> **Given instruction**:
Set down every entry again word for word, please, but skip the pictures.

> **Extracted information**:
** BEGIN **

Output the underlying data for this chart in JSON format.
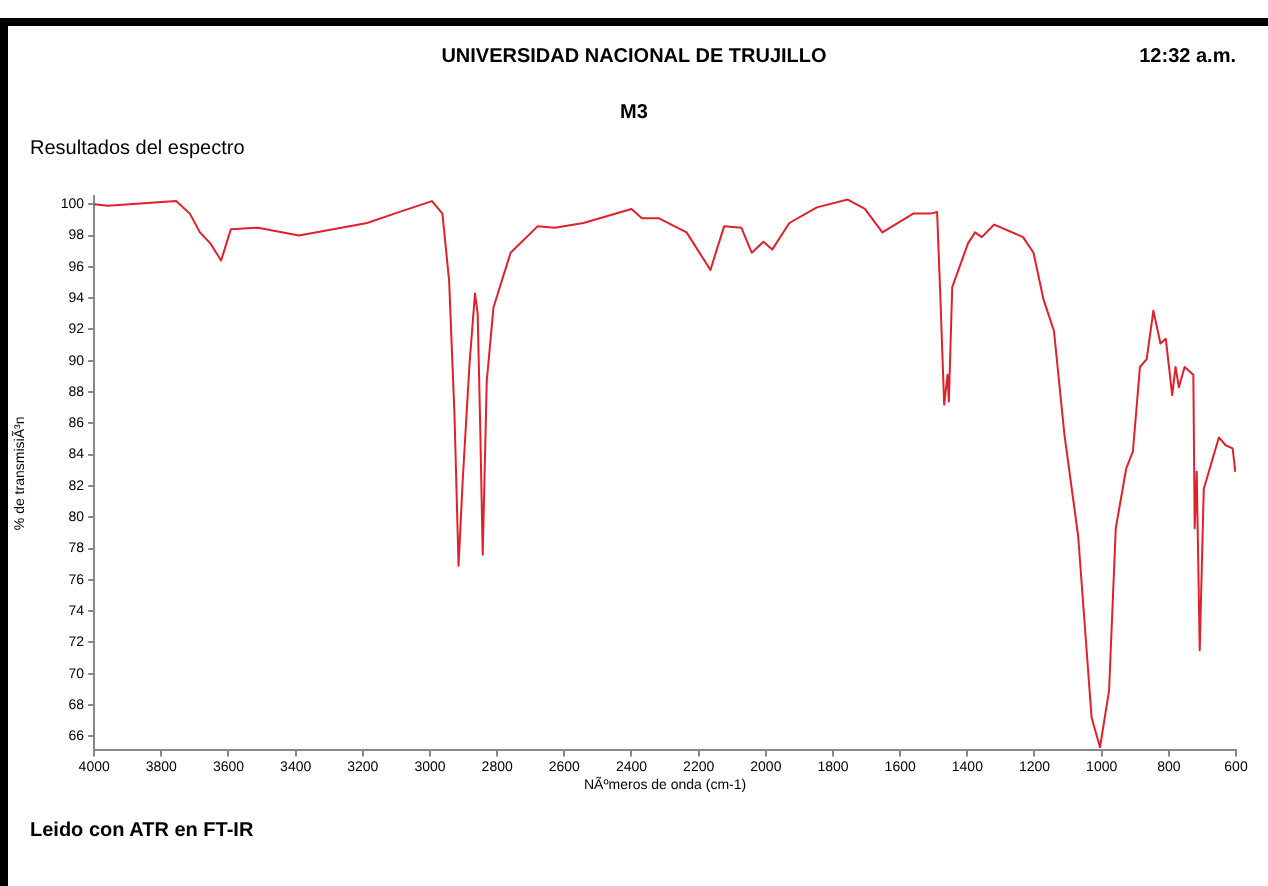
{
  "chart_data": {
    "type": "line",
    "title": "UNIVERSIDAD NACIONAL DE TRUJILLO",
    "subtitle": "M3",
    "xlabel": "NÃºmeros de onda (cm-1)",
    "ylabel": "% de transmisiÃ³n",
    "annotations": [
      "12:32 a.m.",
      "Resultados del espectro",
      "Leido con ATR en FT-IR"
    ],
    "xlim": [
      4000,
      600
    ],
    "xticks": [
      4000,
      3800,
      3600,
      3400,
      3200,
      3000,
      2800,
      2600,
      2400,
      2200,
      2000,
      1800,
      1600,
      1400,
      1200,
      1000,
      800,
      600
    ],
    "ylim": [
      65.1,
      100.5
    ],
    "yticks": [
      66,
      68,
      70,
      72,
      74,
      76,
      78,
      80,
      82,
      84,
      86,
      88,
      90,
      92,
      94,
      96,
      98,
      100
    ],
    "marker": "none",
    "line_style": "solid",
    "x": [
      4000,
      3959,
      3756,
      3715,
      3685,
      3654,
      3622,
      3593,
      3512,
      3390,
      3187,
      3106,
      2994,
      2963,
      2943,
      2927,
      2915,
      2902,
      2882,
      2866,
      2858,
      2850,
      2843,
      2831,
      2811,
      2760,
      2679,
      2628,
      2543,
      2400,
      2369,
      2318,
      2236,
      2165,
      2124,
      2073,
      2042,
      2007,
      1981,
      1930,
      1848,
      1756,
      1705,
      1653,
      1561,
      1510,
      1490,
      1480,
      1469,
      1459,
      1455,
      1445,
      1398,
      1377,
      1357,
      1320,
      1234,
      1203,
      1173,
      1142,
      1111,
      1070,
      1030,
      1005,
      978,
      958,
      927,
      907,
      886,
      866,
      846,
      825,
      809,
      790,
      780,
      770,
      753,
      727,
      723,
      717,
      708,
      696,
      651,
      631,
      610,
      602
    ],
    "series": [
      {
        "color": "#e0202a",
        "values": [
          100,
          99.9,
          100.2,
          99.4,
          98.2,
          97.5,
          96.4,
          98.4,
          98.5,
          98.0,
          98.8,
          99.4,
          100.2,
          99.4,
          95.1,
          86.5,
          76.9,
          82.6,
          89.9,
          94.3,
          93.0,
          85.3,
          77.6,
          88.7,
          93.4,
          96.9,
          98.6,
          98.5,
          98.8,
          99.7,
          99.1,
          99.1,
          98.2,
          95.8,
          98.6,
          98.5,
          96.9,
          97.6,
          97.1,
          98.8,
          99.8,
          100.3,
          99.7,
          98.2,
          99.4,
          99.4,
          99.5,
          93.9,
          87.2,
          89.1,
          87.4,
          94.7,
          97.5,
          98.2,
          97.9,
          98.7,
          97.9,
          96.9,
          93.9,
          91.9,
          85.3,
          78.8,
          67.2,
          65.3,
          68.9,
          79.3,
          83.1,
          84.2,
          89.6,
          90.1,
          93.2,
          91.1,
          91.4,
          87.8,
          89.6,
          88.3,
          89.6,
          89.1,
          79.3,
          82.9,
          71.5,
          81.8,
          85.1,
          84.6,
          84.4,
          82.9
        ]
      }
    ]
  }
}
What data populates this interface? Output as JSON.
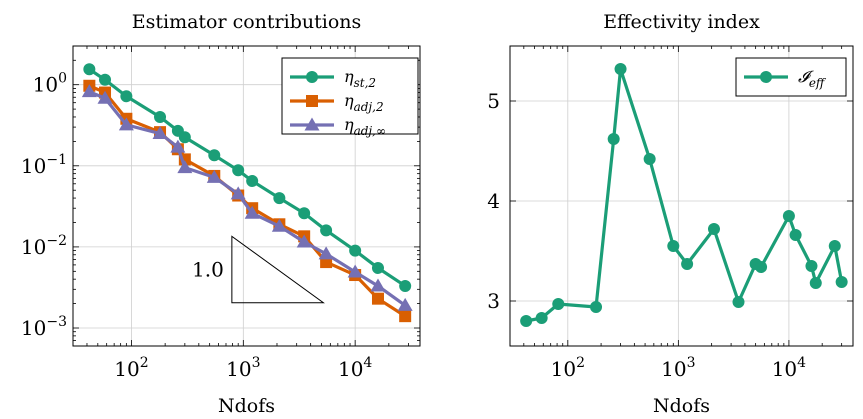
{
  "chart_data": [
    {
      "type": "line",
      "title": "Estimator contributions",
      "xlabel": "Ndofs",
      "ylabel": "",
      "xscale": "log",
      "yscale": "log",
      "xlim": [
        30,
        38000
      ],
      "ylim": [
        0.0006,
        3.0
      ],
      "grid": true,
      "legend_position": "top-right",
      "x_tick_labels": [
        {
          "base": "10",
          "exp": "2",
          "value": 100
        },
        {
          "base": "10",
          "exp": "3",
          "value": 1000
        },
        {
          "base": "10",
          "exp": "4",
          "value": 10000
        }
      ],
      "y_tick_labels": [
        {
          "base": "10",
          "exp": "0",
          "value": 1
        },
        {
          "base": "10",
          "exp": "−1",
          "value": 0.1
        },
        {
          "base": "10",
          "exp": "−2",
          "value": 0.01
        },
        {
          "base": "10",
          "exp": "−3",
          "value": 0.001
        }
      ],
      "x": [
        42,
        58,
        90,
        180,
        260,
        300,
        550,
        900,
        1200,
        2100,
        3500,
        5500,
        10000,
        16000,
        28000
      ],
      "series": [
        {
          "name": "η_st,2",
          "label_main": "η",
          "label_sub": "st,2",
          "color": "#1b9e77",
          "marker": "circle",
          "values": [
            1.55,
            1.15,
            0.72,
            0.4,
            0.27,
            0.225,
            0.135,
            0.088,
            0.065,
            0.04,
            0.026,
            0.016,
            0.009,
            0.0055,
            0.0033
          ]
        },
        {
          "name": "η_adj,2",
          "label_main": "η",
          "label_sub": "adj,2",
          "color": "#d95f02",
          "marker": "square",
          "values": [
            0.97,
            0.8,
            0.38,
            0.26,
            0.16,
            0.12,
            0.075,
            0.043,
            0.03,
            0.019,
            0.0135,
            0.0065,
            0.0045,
            0.0023,
            0.0014
          ]
        },
        {
          "name": "η_adj,∞",
          "label_main": "η",
          "label_sub": "adj,∞",
          "color": "#7570b3",
          "marker": "triangle",
          "values": [
            0.82,
            0.68,
            0.32,
            0.25,
            0.17,
            0.095,
            0.072,
            0.045,
            0.026,
            0.018,
            0.0115,
            0.0082,
            0.0049,
            0.0033,
            0.0019
          ]
        }
      ],
      "annotation": {
        "label": "1.0",
        "slope": -1,
        "x_start": 790,
        "x_end": 5200,
        "y_top": 0.0135
      }
    },
    {
      "type": "line",
      "title": "Effectivity index",
      "xlabel": "Ndofs",
      "ylabel": "",
      "xscale": "log",
      "yscale": "linear",
      "xlim": [
        30,
        38000
      ],
      "ylim": [
        2.55,
        5.55
      ],
      "grid": true,
      "legend_position": "top-right",
      "x_tick_labels": [
        {
          "base": "10",
          "exp": "2",
          "value": 100
        },
        {
          "base": "10",
          "exp": "3",
          "value": 1000
        },
        {
          "base": "10",
          "exp": "4",
          "value": 10000
        }
      ],
      "y_tick_labels": [
        {
          "text": "3",
          "value": 3
        },
        {
          "text": "4",
          "value": 4
        },
        {
          "text": "5",
          "value": 5
        }
      ],
      "x": [
        42,
        58,
        82,
        180,
        260,
        300,
        550,
        900,
        1200,
        2100,
        3500,
        5000,
        5600,
        10000,
        11500,
        16000,
        17500,
        26000,
        30000
      ],
      "series": [
        {
          "name": "I_eff",
          "label_main": "𝓘",
          "label_sub": "eff",
          "color": "#1b9e77",
          "marker": "circle",
          "values": [
            2.8,
            2.83,
            2.97,
            2.94,
            4.62,
            5.32,
            4.42,
            3.55,
            3.37,
            3.72,
            2.99,
            3.37,
            3.34,
            3.85,
            3.66,
            3.35,
            3.18,
            3.55,
            3.19
          ]
        }
      ]
    }
  ]
}
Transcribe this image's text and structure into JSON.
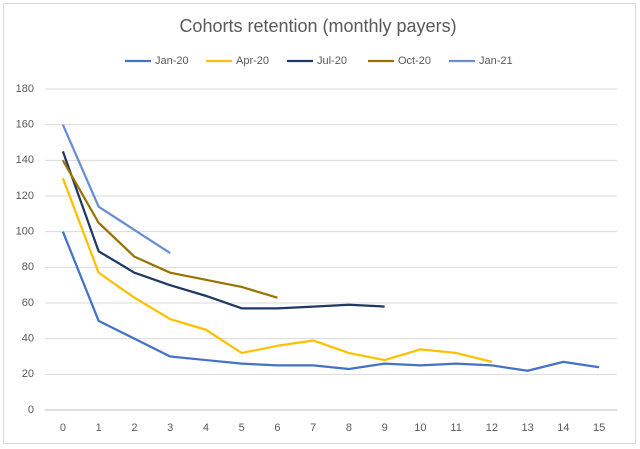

** END **

> **Task answer**:
Output the underlying data for this chart in JSON format.
{
  "chart_data": {
    "type": "line",
    "title": "UNIVERSIDAD NACIONAL DE TRUJILLO",
    "subtitle": "M3",
    "xlabel": "NÃºmeros de onda (cm-1)",
    "ylabel": "% de transmisiÃ³n",
    "annotations": [
      "12:32 a.m.",
      "Resultados del espectro",
      "Leido con ATR en FT-IR"
    ],
    "xlim": [
      4000,
      600
    ],
    "xticks": [
      4000,
      3800,
      3600,
      3400,
      3200,
      3000,
      2800,
      2600,
      2400,
      2200,
      2000,
      1800,
      1600,
      1400,
      1200,
      1000,
      800,
      600
    ],
    "ylim": [
      65.1,
      100.5
    ],
    "yticks": [
      66,
      68,
      70,
      72,
      74,
      76,
      78,
      80,
      82,
      84,
      86,
      88,
      90,
      92,
      94,
      96,
      98,
      100
    ],
    "marker": "none",
    "line_style": "solid",
    "x": [
      4000,
      3959,
      3756,
      3715,
      3685,
      3654,
      3622,
      3593,
      3512,
      3390,
      3187,
      3106,
      2994,
      2963,
      2943,
      2927,
      2915,
      2902,
      2882,
      2866,
      2858,
      2850,
      2843,
      2831,
      2811,
      2760,
      2679,
      2628,
      2543,
      2400,
      2369,
      2318,
      2236,
      2165,
      2124,
      2073,
      2042,
      2007,
      1981,
      1930,
      1848,
      1756,
      1705,
      1653,
      1561,
      1510,
      1490,
      1480,
      1469,
      1459,
      1455,
      1445,
      1398,
      1377,
      1357,
      1320,
      1234,
      1203,
      1173,
      1142,
      1111,
      1070,
      1030,
      1005,
      978,
      958,
      927,
      907,
      886,
      866,
      846,
      825,
      809,
      790,
      780,
      770,
      753,
      727,
      723,
      717,
      708,
      696,
      651,
      631,
      610,
      602
    ],
    "series": [
      {
        "color": "#e0202a",
        "values": [
          100,
          99.9,
          100.2,
          99.4,
          98.2,
          97.5,
          96.4,
          98.4,
          98.5,
          98.0,
          98.8,
          99.4,
          100.2,
          99.4,
          95.1,
          86.5,
          76.9,
          82.6,
          89.9,
          94.3,
          93.0,
          85.3,
          77.6,
          88.7,
          93.4,
          96.9,
          98.6,
          98.5,
          98.8,
          99.7,
          99.1,
          99.1,
          98.2,
          95.8,
          98.6,
          98.5,
          96.9,
          97.6,
          97.1,
          98.8,
          99.8,
          100.3,
          99.7,
          98.2,
          99.4,
          99.4,
          99.5,
          93.9,
          87.2,
          89.1,
          87.4,
          94.7,
          97.5,
          98.2,
          97.9,
          98.7,
          97.9,
          96.9,
          93.9,
          91.9,
          85.3,
          78.8,
          67.2,
          65.3,
          68.9,
          79.3,
          83.1,
          84.2,
          89.6,
          90.1,
          93.2,
          91.1,
          91.4,
          87.8,
          89.6,
          88.3,
          89.6,
          89.1,
          79.3,
          82.9,
          71.5,
          81.8,
          85.1,
          84.6,
          84.4,
          82.9
        ]
      }
    ]
  }
}
What data populates this interface? Output as JSON.
{
  "chart_data": [
    {
      "type": "line",
      "title": "Estimator contributions",
      "xlabel": "Ndofs",
      "ylabel": "",
      "xscale": "log",
      "yscale": "log",
      "xlim": [
        30,
        38000
      ],
      "ylim": [
        0.0006,
        3.0
      ],
      "grid": true,
      "legend_position": "top-right",
      "x_tick_labels": [
        {
          "base": "10",
          "exp": "2",
          "value": 100
        },
        {
          "base": "10",
          "exp": "3",
          "value": 1000
        },
        {
          "base": "10",
          "exp": "4",
          "value": 10000
        }
      ],
      "y_tick_labels": [
        {
          "base": "10",
          "exp": "0",
          "value": 1
        },
        {
          "base": "10",
          "exp": "−1",
          "value": 0.1
        },
        {
          "base": "10",
          "exp": "−2",
          "value": 0.01
        },
        {
          "base": "10",
          "exp": "−3",
          "value": 0.001
        }
      ],
      "x": [
        42,
        58,
        90,
        180,
        260,
        300,
        550,
        900,
        1200,
        2100,
        3500,
        5500,
        10000,
        16000,
        28000
      ],
      "series": [
        {
          "name": "η_st,2",
          "label_main": "η",
          "label_sub": "st,2",
          "color": "#1b9e77",
          "marker": "circle",
          "values": [
            1.55,
            1.15,
            0.72,
            0.4,
            0.27,
            0.225,
            0.135,
            0.088,
            0.065,
            0.04,
            0.026,
            0.016,
            0.009,
            0.0055,
            0.0033
          ]
        },
        {
          "name": "η_adj,2",
          "label_main": "η",
          "label_sub": "adj,2",
          "color": "#d95f02",
          "marker": "square",
          "values": [
            0.97,
            0.8,
            0.38,
            0.26,
            0.16,
            0.12,
            0.075,
            0.043,
            0.03,
            0.019,
            0.0135,
            0.0065,
            0.0045,
            0.0023,
            0.0014
          ]
        },
        {
          "name": "η_adj,∞",
          "label_main": "η",
          "label_sub": "adj,∞",
          "color": "#7570b3",
          "marker": "triangle",
          "values": [
            0.82,
            0.68,
            0.32,
            0.25,
            0.17,
            0.095,
            0.072,
            0.045,
            0.026,
            0.018,
            0.0115,
            0.0082,
            0.0049,
            0.0033,
            0.0019
          ]
        }
      ],
      "annotation": {
        "label": "1.0",
        "slope": -1,
        "x_start": 790,
        "x_end": 5200,
        "y_top": 0.0135
      }
    },
    {
      "type": "line",
      "title": "Effectivity index",
      "xlabel": "Ndofs",
      "ylabel": "",
      "xscale": "log",
      "yscale": "linear",
      "xlim": [
        30,
        38000
      ],
      "ylim": [
        2.55,
        5.55
      ],
      "grid": true,
      "legend_position": "top-right",
      "x_tick_labels": [
        {
          "base": "10",
          "exp": "2",
          "value": 100
        },
        {
          "base": "10",
          "exp": "3",
          "value": 1000
        },
        {
          "base": "10",
          "exp": "4",
          "value": 10000
        }
      ],
      "y_tick_labels": [
        {
          "text": "3",
          "value": 3
        },
        {
          "text": "4",
          "value": 4
        },
        {
          "text": "5",
          "value": 5
        }
      ],
      "x": [
        42,
        58,
        82,
        180,
        260,
        300,
        550,
        900,
        1200,
        2100,
        3500,
        5000,
        5600,
        10000,
        11500,
        16000,
        17500,
        26000,
        30000
      ],
      "series": [
        {
          "name": "I_eff",
          "label_main": "𝓘",
          "label_sub": "eff",
          "color": "#1b9e77",
          "marker": "circle",
          "values": [
            2.8,
            2.83,
            2.97,
            2.94,
            4.62,
            5.32,
            4.42,
            3.55,
            3.37,
            3.72,
            2.99,
            3.37,
            3.34,
            3.85,
            3.66,
            3.35,
            3.18,
            3.55,
            3.19
          ]
        }
      ]
    }
  ]
}
Transcribe this image's text and structure into JSON.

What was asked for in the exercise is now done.